START Selected passage

Letter: Dietary advice to seniors wrong way around

…farmers feed skim milk and grains to their livestock to make them fat.

To the editor:

Re: My comments on outdated views on fats and cholesterol expressed by columnist Bobbi Kittle (Deciphering Between Healthy and Unhealthy Fats, Capital News, Feb. 18).

The information in the Fitness for Seniors column was based on outdated views that have never been proven to be true.  
The column states that “high-fat diet is associated with obesity, cardiovascular disease, diabetes and some types of cancer.”  Studies done 40 years ago did show an association, but these were observational studies that could not show cause and effect. So although they showed high fat diets were correlated with cardiovascular disease in some studies, they did not show that high fat diets caused obesity and heart disease.  
Since the 1970s many randomized control trials have been done comparing low fat diets to low carb/high fat diets.  These types of studies have more power to show cause and effect compared to observational studies.  In virtually every one of these trials the high fat diets resulted in not only more weight loss, but larger reductions in cardiovascular risk factors. (1)(2)

The column states that saturated fats are “bad fats” because they increase your risk of disease and elevate cholesterol.  This is another hypothesis that was popular in the 1980s but has since been refuted by the scientific literature.  A Meta analysis published in the American Journal of Clinical Nutrition in 2010 found that “there is no significant evidence for concluding that dietary saturated fat is associated with an increased risk of CHD or CVD.” (3)

High cholesterol has been thought to cause heart disease but a study of over 200,000 people admitted to hospital with coronary artery disease showed that over half of those admitted had normal or low cholesterol. (4)

Other studies have shown low cholesterol is associated with an increased risk of death from some cancers and suicide. (5)

The column recommends low fat or no fat dairy.  Many people think full fat dairy contributes to obesity but this is has not been shown to be true.  A study published in 2013 concluded: “The observational evidence does not support the hypothesis that dairy fat or high-fat dairy foods contribute to obesity or cardio metabolic risk, and suggests that high-fat dairy consumption within typical dietary patterns is inversely associated with obesity risk.” (6)

Other outdated advice was given to substitute polyunsaturated vegetable oils for saturated fats like butter. The Sydney Diet Heart Study was conducted in the 1970s.  In the study the experimental group reduced their saturated fat intake and instead ate more polyunsaturated vegetable oil (omega-6 linoleic acid). The results showed “that the omega-6 linoleic acid group had a higher risk of death from all causes, as well as from cardiovascular disease and coronary heart disease, compared with the control group.” (7)

Polyunsaturated fats oxidize very easily and omega 6 vegetable oils are pro-inflammatory and over consumption of these unstable fats contribute to many disease states. (8)

The advice to avoid foods that contain cholesterol is especially troubling when it is an column for seniors.  For most people eating cholesterol has no effect on cholesterol levels since your body makes most of the cholesterol in your body. (9)

END Selected passage

List every statement or recommendation from the Fitness for Seniors column that the letter on dietary advice to seniors disputes.

START Extracted data

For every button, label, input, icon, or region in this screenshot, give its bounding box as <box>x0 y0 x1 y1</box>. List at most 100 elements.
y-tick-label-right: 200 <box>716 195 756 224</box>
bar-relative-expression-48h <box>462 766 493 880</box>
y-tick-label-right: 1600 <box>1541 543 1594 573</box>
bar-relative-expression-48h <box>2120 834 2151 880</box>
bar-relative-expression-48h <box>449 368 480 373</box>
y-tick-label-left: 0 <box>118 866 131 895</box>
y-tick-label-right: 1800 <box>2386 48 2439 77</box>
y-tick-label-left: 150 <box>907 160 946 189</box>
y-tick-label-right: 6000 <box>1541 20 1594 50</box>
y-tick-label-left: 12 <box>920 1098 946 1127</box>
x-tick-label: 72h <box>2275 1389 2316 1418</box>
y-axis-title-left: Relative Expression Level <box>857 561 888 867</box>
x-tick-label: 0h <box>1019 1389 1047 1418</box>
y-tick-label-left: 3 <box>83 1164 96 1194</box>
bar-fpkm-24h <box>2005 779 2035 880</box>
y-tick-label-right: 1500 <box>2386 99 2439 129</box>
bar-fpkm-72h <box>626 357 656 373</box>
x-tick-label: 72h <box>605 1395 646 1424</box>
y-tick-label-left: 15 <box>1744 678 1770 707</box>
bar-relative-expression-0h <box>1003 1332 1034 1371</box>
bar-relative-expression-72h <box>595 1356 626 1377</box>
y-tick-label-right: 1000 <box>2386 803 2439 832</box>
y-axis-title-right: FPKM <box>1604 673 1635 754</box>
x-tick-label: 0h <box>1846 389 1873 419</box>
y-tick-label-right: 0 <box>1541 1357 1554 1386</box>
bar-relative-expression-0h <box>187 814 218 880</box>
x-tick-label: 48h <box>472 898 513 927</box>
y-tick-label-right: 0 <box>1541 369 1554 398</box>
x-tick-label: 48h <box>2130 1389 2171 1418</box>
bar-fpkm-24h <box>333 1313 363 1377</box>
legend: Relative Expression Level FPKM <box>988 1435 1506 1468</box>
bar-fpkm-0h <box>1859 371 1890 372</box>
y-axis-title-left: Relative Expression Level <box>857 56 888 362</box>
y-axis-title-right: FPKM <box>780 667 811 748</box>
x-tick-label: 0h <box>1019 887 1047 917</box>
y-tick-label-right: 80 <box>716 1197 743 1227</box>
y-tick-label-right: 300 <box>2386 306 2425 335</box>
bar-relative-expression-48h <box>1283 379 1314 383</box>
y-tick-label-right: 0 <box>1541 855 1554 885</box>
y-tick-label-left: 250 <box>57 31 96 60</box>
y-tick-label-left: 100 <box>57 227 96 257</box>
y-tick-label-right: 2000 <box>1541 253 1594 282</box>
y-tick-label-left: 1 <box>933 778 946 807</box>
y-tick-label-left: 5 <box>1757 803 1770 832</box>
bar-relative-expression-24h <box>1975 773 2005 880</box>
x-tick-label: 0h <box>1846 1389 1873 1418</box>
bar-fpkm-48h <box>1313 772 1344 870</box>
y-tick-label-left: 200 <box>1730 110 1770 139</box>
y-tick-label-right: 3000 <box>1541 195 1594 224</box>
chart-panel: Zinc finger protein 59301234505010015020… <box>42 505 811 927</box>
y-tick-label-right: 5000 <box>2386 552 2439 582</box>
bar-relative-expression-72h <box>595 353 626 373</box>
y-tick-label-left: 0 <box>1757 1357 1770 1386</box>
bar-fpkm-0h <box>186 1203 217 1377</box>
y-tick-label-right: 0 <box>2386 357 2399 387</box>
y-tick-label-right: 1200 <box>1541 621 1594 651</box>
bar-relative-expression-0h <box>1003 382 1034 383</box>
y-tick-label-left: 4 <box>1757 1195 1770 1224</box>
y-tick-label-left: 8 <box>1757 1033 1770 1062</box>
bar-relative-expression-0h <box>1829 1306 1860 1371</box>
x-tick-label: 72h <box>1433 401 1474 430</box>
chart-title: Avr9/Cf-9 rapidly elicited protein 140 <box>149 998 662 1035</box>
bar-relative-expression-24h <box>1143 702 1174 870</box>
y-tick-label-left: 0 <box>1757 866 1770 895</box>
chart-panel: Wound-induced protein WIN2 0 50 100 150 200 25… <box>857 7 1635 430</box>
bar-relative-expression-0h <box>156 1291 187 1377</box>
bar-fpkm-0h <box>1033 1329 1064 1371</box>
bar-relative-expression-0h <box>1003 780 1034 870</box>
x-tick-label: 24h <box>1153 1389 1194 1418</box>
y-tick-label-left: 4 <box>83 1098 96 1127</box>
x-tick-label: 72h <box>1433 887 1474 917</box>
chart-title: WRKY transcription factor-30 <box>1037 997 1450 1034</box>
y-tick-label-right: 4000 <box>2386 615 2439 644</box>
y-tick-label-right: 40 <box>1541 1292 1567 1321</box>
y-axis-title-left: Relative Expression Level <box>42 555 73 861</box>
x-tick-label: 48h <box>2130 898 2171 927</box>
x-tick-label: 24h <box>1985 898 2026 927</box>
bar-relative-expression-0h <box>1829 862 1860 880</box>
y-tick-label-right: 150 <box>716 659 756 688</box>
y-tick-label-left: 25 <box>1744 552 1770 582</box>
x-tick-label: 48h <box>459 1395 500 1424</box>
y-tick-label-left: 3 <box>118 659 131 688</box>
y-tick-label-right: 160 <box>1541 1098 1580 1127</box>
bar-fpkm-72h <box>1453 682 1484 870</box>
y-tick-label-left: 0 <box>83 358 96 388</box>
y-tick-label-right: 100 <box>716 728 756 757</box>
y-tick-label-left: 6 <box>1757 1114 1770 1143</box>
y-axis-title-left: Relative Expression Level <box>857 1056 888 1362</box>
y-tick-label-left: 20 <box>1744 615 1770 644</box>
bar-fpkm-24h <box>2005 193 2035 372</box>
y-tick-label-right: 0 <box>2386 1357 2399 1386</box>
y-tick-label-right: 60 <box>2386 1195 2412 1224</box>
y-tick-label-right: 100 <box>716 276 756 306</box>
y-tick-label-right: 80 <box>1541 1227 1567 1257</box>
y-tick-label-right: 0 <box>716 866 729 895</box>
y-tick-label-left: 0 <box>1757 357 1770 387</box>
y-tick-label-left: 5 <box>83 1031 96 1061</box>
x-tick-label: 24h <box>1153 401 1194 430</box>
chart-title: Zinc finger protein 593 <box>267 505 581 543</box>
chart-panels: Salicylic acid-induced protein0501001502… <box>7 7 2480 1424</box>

END Extracted data

Solution for this problem »
- A high-fat diet is associated with obesity, cardiovascular disease, diabetes and some types of cancer.
- Saturated fats are "bad fats" because they increase your risk of disease and elevate cholesterol.
- Choose low fat or no fat dairy.
- Substitute polyunsaturated vegetable oils for saturated fats like butter.
- Avoid foods that contain cholesterol.